WHAT TO PRODUCE ->
Print the entries below in their entirety, exactly as they are written.

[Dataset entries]
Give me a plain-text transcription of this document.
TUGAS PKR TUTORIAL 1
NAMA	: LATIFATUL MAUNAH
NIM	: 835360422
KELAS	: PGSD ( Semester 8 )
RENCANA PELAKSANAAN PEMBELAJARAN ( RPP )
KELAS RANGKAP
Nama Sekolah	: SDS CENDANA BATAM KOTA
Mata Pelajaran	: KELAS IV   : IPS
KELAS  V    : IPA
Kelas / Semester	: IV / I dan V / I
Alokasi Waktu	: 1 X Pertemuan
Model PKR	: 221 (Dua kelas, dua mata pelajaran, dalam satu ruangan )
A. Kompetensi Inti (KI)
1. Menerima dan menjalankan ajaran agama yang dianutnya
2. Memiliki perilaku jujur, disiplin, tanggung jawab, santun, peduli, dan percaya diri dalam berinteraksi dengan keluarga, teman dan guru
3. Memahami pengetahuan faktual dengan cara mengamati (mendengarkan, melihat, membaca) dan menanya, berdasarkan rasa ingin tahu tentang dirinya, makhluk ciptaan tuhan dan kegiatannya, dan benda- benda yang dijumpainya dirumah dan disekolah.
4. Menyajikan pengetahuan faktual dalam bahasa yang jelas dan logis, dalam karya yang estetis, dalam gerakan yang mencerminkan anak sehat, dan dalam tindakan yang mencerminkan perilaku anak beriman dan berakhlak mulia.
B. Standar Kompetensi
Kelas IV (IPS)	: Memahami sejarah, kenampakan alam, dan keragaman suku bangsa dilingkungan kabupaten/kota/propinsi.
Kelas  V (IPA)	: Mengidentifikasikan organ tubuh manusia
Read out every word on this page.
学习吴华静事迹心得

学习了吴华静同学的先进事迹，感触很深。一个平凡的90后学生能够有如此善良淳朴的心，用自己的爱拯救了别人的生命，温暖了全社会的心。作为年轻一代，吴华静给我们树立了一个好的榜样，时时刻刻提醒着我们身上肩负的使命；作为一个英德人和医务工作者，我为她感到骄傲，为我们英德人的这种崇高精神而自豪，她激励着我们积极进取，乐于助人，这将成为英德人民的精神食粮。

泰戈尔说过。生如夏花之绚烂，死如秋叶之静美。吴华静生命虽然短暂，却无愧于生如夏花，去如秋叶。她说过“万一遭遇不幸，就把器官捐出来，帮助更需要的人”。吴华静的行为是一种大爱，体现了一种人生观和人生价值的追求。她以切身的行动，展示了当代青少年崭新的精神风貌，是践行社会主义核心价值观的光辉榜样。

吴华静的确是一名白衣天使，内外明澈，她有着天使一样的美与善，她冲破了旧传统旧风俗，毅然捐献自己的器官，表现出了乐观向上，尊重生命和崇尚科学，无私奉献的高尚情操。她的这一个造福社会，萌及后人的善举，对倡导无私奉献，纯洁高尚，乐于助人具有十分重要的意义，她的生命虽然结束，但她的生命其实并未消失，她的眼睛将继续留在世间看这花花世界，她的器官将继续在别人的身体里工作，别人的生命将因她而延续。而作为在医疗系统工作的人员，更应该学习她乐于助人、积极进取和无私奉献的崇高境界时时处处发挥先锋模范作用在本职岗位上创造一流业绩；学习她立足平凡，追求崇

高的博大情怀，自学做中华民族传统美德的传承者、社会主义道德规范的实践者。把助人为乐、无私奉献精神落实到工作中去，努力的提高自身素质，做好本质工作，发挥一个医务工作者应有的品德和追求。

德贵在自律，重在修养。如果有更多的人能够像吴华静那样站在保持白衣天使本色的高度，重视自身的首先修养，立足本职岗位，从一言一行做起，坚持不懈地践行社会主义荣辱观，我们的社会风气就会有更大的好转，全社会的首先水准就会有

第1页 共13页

THE COMPLETED TASK ->
Give me a plain-text transcription of this document.
TUGAS PKR TUTORIAL 1
NAMA	: LATIFATUL MAUNAH
NIM	: 835360422
KELAS	: PGSD ( Semester 8 )
RENCANA PELAKSANAAN PEMBELAJARAN ( RPP )
KELAS RANGKAP
Nama Sekolah	: SDS CENDANA BATAM KOTA
Mata Pelajaran	: KELAS IV   : IPS
KELAS  V    : IPA
Kelas / Semester	: IV / I dan V / I
Alokasi Waktu	: 1 X Pertemuan
Model PKR	: 221 (Dua kelas, dua mata pelajaran, dalam satu ruangan )
A. Kompetensi Inti (KI)
1. Menerima dan menjalankan ajaran agama yang dianutnya
2. Memiliki perilaku jujur, disiplin, tanggung jawab, santun, peduli, dan percaya diri dalam berinteraksi dengan keluarga, teman dan guru
3. Memahami pengetahuan faktual dengan cara mengamati (mendengarkan, melihat, membaca) dan menanya, berdasarkan rasa ingin tahu tentang dirinya, makhluk ciptaan tuhan dan kegiatannya, dan benda- benda yang dijumpainya dirumah dan disekolah.
4. Menyajikan pengetahuan faktual dalam bahasa yang jelas dan logis, dalam karya yang estetis, dalam gerakan yang mencerminkan anak sehat, dan dalam tindakan yang mencerminkan perilaku anak beriman dan berakhlak mulia.
B. Standar Kompetensi
Kelas IV (IPS)	: Memahami sejarah, kenampakan alam, dan keragaman suku bangsa dilingkungan kabupaten/kota/propinsi.
Kelas  V (IPA)	: Mengidentifikasikan organ tubuh manusia
Read out every word on this page.
学习吴华静事迹心得

学习了吴华静同学的先进事迹，感触很深。一个平凡的90后学生能够有如此善良淳朴的心，用自己的爱拯救了别人的生命，温暖了全社会的心。作为年轻一代，吴华静给我们树立了一个好的榜样，时时刻刻提醒着我们身上肩负的使命；作为一个英德人和医务工作者，我为她感到骄傲，为我们英德人的这种崇高精神而自豪，她激励着我们积极进取，乐于助人，这将成为英德人民的精神食粮。

泰戈尔说过。生如夏花之绚烂，死如秋叶之静美。吴华静生命虽然短暂，却无愧于生如夏花，去如秋叶。她说过“万一遭遇不幸，就把器官捐出来，帮助更需要的人”。吴华静的行为是一种大爱，体现了一种人生观和人生价值的追求。她以切身的行动，展示了当代青少年崭新的精神风貌，是践行社会主义核心价值观的光辉榜样。

吴华静的确是一名白衣天使，内外明澈，她有着天使一样的美与善，她冲破了旧传统旧风俗，毅然捐献自己的器官，表现出了乐观向上，尊重生命和崇尚科学，无私奉献的高尚情操。她的这一个造福社会，萌及后人的善举，对倡导无私奉献，纯洁高尚，乐于助人具有十分重要的意义，她的生命虽然结束，但她的生命其实并未消失，她的眼睛将继续留在世间看这花花世界，她的器官将继续在别人的身体里工作，别人的生命将因她而延续。而作为在医疗系统工作的人员，更应该学习她乐于助人、积极进取和无私奉献的崇高境界时时处处发挥先锋模范作用在本职岗位上创造一流业绩；学习她立足平凡，追求崇

高的博大情怀，自学做中华民族传统美德的传承者、社会主义道德规范的实践者。把助人为乐、无私奉献精神落实到工作中去，努力的提高自身素质，做好本质工作，发挥一个医务工作者应有的品德和追求。

德贵在自律，重在修养。如果有更多的人能够像吴华静那样站在保持白衣天使本色的高度，重视自身的首先修养，立足本职岗位，从一言一行做起，坚持不懈地践行社会主义荣辱观，我们的社会风气就会有更大的好转，全社会的首先水准就会有

第1页 共13页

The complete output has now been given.